[Data in this exercise start]

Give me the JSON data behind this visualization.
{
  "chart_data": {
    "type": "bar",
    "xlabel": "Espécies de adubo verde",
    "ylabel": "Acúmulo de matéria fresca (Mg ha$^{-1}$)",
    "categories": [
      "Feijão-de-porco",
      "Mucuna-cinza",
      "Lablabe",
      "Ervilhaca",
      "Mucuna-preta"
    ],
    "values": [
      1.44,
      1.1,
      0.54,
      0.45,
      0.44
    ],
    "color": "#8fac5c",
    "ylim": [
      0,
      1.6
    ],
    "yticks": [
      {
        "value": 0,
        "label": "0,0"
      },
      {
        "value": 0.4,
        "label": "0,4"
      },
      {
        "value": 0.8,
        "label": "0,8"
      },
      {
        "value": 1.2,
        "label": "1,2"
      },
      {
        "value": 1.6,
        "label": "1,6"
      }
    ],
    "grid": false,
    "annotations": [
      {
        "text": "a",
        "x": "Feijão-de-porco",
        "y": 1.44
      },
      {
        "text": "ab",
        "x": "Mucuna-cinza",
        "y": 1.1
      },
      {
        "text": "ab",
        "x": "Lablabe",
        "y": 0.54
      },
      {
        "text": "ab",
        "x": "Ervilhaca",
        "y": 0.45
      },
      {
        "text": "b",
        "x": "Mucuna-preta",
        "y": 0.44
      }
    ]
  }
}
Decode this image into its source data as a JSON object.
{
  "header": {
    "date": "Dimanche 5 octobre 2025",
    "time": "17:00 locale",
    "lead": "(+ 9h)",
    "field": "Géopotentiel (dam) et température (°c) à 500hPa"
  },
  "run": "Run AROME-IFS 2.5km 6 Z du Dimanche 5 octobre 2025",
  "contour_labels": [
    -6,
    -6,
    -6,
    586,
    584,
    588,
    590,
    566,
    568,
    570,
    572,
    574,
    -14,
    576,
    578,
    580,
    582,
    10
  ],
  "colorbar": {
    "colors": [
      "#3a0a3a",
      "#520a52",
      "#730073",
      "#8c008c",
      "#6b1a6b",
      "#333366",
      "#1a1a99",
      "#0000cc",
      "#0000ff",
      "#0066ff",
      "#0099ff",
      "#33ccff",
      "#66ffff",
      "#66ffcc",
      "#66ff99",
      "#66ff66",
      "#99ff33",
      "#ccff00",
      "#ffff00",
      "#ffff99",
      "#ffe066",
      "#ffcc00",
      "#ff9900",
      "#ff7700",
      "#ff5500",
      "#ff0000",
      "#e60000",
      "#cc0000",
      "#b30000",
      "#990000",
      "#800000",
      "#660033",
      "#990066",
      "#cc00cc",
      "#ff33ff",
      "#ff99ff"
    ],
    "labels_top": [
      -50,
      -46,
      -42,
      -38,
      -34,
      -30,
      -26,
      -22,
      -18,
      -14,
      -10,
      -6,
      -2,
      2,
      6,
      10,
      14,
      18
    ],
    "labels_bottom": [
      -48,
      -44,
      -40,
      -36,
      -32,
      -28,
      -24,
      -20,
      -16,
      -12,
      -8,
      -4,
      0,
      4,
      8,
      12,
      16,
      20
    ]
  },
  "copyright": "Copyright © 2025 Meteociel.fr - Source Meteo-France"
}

[Data in this exercise end]

* **The task**:
Which lines above contain "JSON"? Show each of them.

* **Expected answer**:
Give me the JSON data behind this visualization.
Decode this image into its source data as a JSON object.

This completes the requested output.